--- Dataset content ---

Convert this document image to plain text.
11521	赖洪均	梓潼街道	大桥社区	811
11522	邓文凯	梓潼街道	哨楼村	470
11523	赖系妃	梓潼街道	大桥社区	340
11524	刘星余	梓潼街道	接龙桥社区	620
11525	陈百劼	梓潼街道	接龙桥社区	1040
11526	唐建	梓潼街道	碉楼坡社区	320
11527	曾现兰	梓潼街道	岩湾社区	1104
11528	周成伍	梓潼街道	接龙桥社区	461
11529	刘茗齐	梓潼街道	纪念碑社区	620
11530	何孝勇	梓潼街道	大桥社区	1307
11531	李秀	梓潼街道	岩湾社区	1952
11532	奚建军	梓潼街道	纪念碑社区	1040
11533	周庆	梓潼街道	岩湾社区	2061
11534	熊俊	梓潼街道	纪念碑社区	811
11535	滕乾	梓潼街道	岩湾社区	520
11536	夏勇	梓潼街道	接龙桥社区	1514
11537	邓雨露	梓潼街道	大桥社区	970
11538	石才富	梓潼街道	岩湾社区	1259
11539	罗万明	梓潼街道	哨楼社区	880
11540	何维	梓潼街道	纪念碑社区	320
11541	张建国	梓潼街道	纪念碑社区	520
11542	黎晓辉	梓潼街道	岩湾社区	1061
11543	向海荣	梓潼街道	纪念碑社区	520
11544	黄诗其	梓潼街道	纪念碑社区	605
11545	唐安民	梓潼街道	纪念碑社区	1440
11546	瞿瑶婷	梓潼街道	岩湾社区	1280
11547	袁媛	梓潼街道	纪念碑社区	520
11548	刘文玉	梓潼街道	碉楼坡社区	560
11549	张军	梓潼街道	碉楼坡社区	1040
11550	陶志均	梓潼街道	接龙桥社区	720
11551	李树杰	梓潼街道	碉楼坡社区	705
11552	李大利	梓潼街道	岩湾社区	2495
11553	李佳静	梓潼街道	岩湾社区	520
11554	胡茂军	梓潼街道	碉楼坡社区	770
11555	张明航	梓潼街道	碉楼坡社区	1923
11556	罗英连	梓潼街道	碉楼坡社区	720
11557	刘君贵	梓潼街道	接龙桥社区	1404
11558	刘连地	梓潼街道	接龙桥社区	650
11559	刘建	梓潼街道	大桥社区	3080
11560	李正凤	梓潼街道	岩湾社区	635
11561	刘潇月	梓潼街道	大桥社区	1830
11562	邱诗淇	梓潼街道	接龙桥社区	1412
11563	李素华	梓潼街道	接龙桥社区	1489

--- Given instruction ---
Collect each line above holding the string "岩湾社区".

--- Final result ---
11527	曾现兰	梓潼街道	岩湾社区	1104
11531	李秀	梓潼街道	岩湾社区	1952
11533	周庆	梓潼街道	岩湾社区	2061
11535	滕乾	梓潼街道	岩湾社区	520
11538	石才富	梓潼街道	岩湾社区	1259
11542	黎晓辉	梓潼街道	岩湾社区	1061
11546	瞿瑶婷	梓潼街道	岩湾社区	1280
11552	李大利	梓潼街道	岩湾社区	2495
11553	李佳静	梓潼街道	岩湾社区	520
11560	李正凤	梓潼街道	岩湾社区	635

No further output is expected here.